Information given ->
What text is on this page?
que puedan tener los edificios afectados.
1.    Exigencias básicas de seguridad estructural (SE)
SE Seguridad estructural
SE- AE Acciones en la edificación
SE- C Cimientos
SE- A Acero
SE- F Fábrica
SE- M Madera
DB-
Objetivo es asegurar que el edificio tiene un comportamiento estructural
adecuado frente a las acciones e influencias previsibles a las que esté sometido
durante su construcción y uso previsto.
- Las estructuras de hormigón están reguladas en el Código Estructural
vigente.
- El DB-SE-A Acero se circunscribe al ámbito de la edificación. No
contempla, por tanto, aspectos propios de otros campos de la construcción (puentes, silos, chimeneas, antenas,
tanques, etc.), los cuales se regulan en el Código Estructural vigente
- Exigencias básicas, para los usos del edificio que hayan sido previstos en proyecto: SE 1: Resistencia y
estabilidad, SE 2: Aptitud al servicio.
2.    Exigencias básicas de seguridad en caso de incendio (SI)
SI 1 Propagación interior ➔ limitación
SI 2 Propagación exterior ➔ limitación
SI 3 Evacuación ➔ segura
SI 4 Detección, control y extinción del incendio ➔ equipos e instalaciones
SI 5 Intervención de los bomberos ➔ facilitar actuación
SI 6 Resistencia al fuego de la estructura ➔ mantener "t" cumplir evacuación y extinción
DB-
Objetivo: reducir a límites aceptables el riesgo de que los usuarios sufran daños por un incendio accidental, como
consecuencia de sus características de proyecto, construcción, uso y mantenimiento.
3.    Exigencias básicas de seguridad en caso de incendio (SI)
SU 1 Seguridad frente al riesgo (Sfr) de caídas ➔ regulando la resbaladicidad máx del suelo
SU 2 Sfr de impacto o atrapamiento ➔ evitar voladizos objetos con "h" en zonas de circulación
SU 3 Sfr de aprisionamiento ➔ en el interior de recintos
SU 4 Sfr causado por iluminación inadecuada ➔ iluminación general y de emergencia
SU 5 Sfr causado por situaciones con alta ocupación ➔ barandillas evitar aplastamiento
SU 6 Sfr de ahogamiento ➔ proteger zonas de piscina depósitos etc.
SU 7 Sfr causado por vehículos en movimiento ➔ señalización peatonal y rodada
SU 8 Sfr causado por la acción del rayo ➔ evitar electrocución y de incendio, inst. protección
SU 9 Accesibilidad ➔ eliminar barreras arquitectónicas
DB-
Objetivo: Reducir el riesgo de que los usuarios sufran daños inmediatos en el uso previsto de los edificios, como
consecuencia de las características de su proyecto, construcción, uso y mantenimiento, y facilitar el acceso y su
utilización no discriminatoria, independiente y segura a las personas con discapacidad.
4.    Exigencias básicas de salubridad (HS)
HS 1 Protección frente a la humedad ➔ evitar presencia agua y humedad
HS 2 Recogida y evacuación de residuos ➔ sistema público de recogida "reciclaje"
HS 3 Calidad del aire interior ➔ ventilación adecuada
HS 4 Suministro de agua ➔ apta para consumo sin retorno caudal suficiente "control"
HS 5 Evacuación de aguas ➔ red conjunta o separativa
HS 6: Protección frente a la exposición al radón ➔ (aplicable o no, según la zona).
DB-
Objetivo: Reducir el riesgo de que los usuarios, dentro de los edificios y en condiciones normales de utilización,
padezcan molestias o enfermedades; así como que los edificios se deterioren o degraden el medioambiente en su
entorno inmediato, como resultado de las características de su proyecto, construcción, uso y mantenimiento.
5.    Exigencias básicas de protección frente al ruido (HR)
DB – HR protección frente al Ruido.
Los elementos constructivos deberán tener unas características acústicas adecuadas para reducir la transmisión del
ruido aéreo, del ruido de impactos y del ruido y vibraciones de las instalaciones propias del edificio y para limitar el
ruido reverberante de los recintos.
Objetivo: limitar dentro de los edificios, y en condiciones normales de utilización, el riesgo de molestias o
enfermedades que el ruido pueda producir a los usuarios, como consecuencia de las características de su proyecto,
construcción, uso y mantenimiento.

Exercise description ->
Every line holding "consecuencia" should be copied out.

Worked solution ->
consecuencia de sus características de proyecto, construcción, uso y mantenimiento.
consecuencia de las características de su proyecto, construcción, uso y mantenimiento, y facilitar el acceso y su
enfermedades que el ruido pueda producir a los usuarios, como consecuencia de las características de su proyecto,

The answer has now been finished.